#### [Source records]
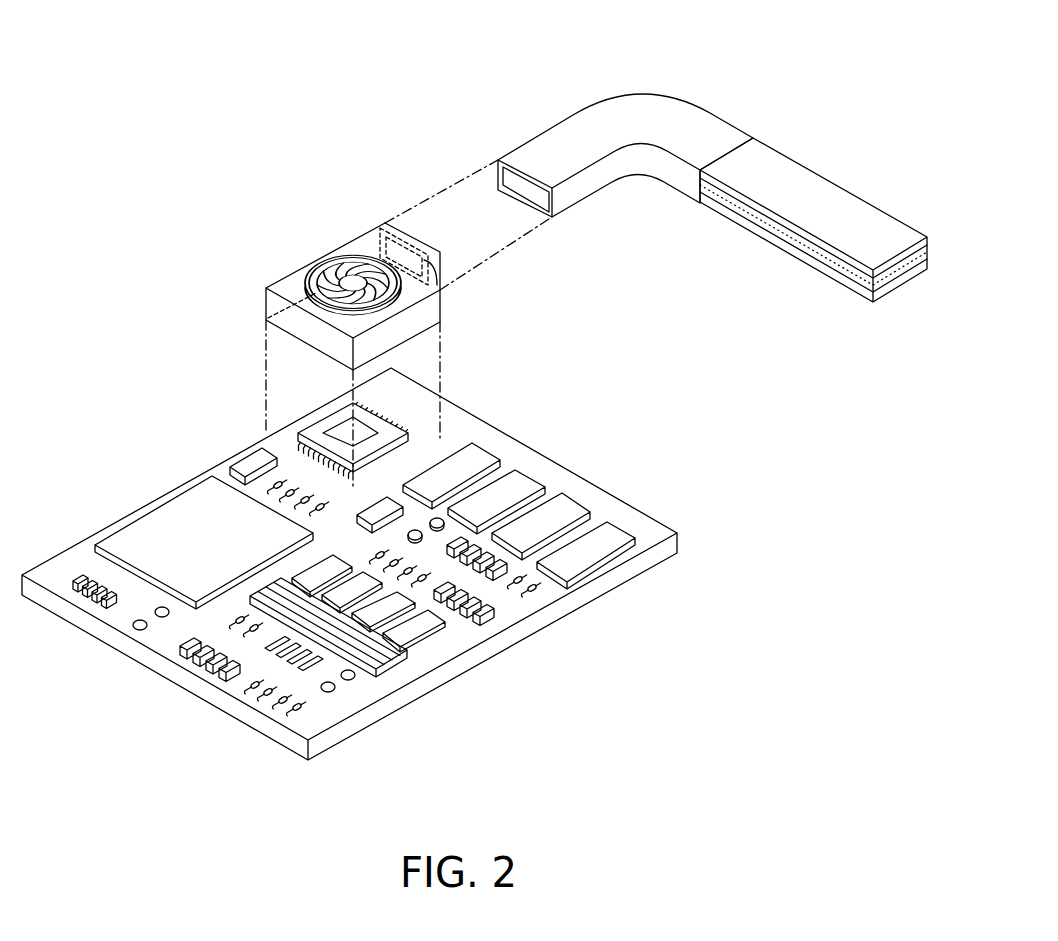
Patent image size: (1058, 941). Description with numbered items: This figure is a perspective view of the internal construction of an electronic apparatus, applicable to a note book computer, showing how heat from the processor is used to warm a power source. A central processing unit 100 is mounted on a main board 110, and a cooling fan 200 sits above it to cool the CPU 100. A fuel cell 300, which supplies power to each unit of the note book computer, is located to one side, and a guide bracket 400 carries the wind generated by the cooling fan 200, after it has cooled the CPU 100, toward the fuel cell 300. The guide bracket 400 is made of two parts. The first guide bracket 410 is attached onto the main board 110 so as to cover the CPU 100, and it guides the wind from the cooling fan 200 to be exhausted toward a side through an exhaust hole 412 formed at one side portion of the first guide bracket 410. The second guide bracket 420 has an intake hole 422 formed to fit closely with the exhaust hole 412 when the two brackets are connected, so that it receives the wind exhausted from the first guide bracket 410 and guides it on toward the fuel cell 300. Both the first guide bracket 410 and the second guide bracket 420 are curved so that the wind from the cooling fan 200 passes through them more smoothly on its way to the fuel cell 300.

The central processing unit (CPU) 100 is at (320, 428).
The main board 110 is at (640, 532).
The cooling fan 200 is at (330, 270).
The fuel cell 300 is at (838, 205).
The guide bracket 400 is at (555, 146).
The first guide bracket 410 is at (455, 188).
The exhaust hole 412 is at (407, 253).
The second guide bracket 420 is at (621, 174).
The intake hole 422 is at (520, 188).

#### [REQUIREMENTS]
Edit the records above by replacing "note book computer" with "notebook computer" and changing nothing else. Leave the pictures out of your answer.

#### [THE RESULT]
Patent image size: (1058, 941). Description with numbered items: This figure is a perspective view of the internal construction of an electronic apparatus, applicable to a notebook computer, showing how heat from the processor is used to warm a power source. A central processing unit 100 is mounted on a main board 110, and a cooling fan 200 sits above it to cool the CPU 100. A fuel cell 300, which supplies power to each unit of the notebook computer, is located to one side, and a guide bracket 400 carries the wind generated by the cooling fan 200, after it has cooled the CPU 100, toward the fuel cell 300. The guide bracket 400 is made of two parts. The first guide bracket 410 is attached onto the main board 110 so as to cover the CPU 100, and it guides the wind from the cooling fan 200 to be exhausted toward a side through an exhaust hole 412 formed at one side portion of the first guide bracket 410. The second guide bracket 420 has an intake hole 422 formed to fit closely with the exhaust hole 412 when the two brackets are connected, so that it receives the wind exhausted from the first guide bracket 410 and guides it on toward the fuel cell 300. Both the first guide bracket 410 and the second guide bracket 420 are curved so that the wind from the cooling fan 200 passes through them more smoothly on its way to the fuel cell 300.

The central processing unit (CPU) 100 is at (320, 428).
The main board 110 is at (640, 532).
The cooling fan 200 is at (330, 270).
The fuel cell 300 is at (838, 205).
The guide bracket 400 is at (555, 146).
The first guide bracket 410 is at (455, 188).
The exhaust hole 412 is at (407, 253).
The second guide bracket 420 is at (621, 174).
The intake hole 422 is at (520, 188).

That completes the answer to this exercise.